• _Challenge_:
Extract, from the records beneath this instruction, each line that contains the word "stress".
start Material to process
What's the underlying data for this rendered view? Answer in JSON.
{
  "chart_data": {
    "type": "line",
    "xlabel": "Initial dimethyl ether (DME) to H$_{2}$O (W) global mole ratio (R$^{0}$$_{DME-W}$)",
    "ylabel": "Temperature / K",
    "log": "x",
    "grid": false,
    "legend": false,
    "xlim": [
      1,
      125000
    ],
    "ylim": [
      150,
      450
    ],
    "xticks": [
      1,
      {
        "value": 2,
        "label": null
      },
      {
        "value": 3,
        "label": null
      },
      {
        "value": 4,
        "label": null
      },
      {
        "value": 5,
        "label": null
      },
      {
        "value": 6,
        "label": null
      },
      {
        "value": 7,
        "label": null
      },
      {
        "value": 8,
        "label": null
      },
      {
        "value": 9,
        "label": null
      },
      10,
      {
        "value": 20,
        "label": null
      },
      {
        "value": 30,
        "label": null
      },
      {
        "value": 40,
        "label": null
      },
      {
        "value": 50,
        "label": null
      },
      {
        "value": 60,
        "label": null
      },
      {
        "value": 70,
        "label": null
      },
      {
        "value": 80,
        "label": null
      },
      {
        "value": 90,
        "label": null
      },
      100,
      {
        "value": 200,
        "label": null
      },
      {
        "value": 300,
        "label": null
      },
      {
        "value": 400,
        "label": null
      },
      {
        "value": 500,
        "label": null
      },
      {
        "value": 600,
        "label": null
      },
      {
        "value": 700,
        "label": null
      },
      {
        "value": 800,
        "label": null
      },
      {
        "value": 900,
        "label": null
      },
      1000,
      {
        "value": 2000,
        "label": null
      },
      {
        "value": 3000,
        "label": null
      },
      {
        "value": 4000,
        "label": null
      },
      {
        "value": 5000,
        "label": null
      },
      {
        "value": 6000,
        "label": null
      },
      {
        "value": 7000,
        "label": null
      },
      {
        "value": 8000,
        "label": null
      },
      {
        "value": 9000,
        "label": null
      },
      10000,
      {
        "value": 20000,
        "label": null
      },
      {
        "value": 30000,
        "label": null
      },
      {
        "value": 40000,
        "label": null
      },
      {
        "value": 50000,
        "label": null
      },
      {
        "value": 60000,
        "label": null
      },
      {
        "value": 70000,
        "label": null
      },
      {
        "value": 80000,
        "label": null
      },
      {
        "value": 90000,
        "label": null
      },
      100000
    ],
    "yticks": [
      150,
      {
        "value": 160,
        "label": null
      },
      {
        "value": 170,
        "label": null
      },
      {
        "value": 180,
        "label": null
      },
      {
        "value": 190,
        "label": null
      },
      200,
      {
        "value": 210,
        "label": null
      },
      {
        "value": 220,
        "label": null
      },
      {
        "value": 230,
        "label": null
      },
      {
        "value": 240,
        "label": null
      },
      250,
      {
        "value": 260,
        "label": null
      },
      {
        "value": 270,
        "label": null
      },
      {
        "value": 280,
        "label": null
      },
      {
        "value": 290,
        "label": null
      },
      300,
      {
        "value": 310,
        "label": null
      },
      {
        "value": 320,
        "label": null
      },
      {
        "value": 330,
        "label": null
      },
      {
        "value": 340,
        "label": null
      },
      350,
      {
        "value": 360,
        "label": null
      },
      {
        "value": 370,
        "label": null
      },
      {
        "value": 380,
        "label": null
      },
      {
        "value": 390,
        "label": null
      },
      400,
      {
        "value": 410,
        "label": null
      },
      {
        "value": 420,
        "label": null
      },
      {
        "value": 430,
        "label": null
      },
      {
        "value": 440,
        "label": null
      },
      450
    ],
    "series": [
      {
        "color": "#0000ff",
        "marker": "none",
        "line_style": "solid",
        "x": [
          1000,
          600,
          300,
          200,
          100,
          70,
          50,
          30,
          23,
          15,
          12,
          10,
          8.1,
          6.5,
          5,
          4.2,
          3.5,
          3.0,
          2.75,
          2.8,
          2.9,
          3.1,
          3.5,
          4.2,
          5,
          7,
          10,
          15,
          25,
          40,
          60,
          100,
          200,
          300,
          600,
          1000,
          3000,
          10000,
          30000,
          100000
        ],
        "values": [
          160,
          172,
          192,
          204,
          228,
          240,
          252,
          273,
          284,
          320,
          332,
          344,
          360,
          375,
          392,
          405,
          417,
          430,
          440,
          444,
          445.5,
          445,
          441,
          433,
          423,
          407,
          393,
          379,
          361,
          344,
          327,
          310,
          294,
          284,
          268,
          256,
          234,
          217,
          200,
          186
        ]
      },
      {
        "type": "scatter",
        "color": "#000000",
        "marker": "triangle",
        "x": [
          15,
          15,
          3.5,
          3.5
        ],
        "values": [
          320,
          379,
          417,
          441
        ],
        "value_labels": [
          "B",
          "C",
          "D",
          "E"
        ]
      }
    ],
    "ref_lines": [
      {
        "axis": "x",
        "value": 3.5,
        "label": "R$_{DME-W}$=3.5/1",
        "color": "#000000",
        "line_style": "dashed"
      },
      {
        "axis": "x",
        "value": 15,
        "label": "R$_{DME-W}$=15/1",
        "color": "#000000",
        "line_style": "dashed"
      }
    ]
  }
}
end Material to process
start Material to process
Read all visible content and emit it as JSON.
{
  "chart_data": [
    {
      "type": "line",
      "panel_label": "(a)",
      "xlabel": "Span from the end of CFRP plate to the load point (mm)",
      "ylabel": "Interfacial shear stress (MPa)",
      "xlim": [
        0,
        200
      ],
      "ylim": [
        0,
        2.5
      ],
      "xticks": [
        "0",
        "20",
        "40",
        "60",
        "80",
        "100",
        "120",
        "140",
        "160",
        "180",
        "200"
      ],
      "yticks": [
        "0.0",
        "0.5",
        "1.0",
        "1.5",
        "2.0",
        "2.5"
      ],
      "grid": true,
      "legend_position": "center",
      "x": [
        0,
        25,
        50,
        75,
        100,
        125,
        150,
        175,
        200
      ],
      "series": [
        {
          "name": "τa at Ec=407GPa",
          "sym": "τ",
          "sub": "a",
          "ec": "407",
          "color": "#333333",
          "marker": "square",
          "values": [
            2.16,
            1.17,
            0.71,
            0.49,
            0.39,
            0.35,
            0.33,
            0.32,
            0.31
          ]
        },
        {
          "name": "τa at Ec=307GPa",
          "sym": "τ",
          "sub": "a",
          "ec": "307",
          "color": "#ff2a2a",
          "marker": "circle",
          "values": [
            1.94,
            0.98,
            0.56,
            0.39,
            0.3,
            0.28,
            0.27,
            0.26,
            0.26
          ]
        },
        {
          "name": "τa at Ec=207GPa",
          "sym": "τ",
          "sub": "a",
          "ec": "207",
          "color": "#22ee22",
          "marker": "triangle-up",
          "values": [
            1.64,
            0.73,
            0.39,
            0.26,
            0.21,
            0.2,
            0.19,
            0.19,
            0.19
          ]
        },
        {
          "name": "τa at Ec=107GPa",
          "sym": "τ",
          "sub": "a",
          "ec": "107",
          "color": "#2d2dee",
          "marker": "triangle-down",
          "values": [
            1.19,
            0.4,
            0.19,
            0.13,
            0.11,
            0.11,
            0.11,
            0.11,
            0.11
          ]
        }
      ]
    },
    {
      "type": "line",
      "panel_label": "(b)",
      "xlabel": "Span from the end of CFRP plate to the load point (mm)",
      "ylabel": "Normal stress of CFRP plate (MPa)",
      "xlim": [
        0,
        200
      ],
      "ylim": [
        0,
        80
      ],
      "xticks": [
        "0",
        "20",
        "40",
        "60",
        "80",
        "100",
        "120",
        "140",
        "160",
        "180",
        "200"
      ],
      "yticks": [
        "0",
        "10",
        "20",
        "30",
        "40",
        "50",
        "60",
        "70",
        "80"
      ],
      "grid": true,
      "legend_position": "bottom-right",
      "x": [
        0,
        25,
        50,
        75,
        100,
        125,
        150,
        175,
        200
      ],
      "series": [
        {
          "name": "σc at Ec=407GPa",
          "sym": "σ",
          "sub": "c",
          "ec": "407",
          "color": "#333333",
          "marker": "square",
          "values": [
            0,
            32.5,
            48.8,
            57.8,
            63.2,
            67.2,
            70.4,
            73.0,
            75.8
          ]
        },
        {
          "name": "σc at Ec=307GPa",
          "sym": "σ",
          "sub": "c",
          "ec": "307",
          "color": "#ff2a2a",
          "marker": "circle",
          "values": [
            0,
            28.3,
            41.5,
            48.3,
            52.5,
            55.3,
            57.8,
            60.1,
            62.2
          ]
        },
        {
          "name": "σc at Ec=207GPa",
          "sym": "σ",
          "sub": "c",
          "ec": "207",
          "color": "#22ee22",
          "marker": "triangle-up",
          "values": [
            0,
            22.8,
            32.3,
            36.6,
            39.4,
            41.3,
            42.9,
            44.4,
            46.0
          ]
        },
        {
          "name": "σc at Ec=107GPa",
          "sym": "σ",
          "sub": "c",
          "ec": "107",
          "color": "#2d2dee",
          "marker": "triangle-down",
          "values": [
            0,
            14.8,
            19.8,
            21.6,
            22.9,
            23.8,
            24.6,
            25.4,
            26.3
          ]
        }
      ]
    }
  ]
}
end Material to process
• _Result below_:
      "ylabel": "Interfacial shear stress (MPa)",
      "ylabel": "Normal stress of CFRP plate (MPa)",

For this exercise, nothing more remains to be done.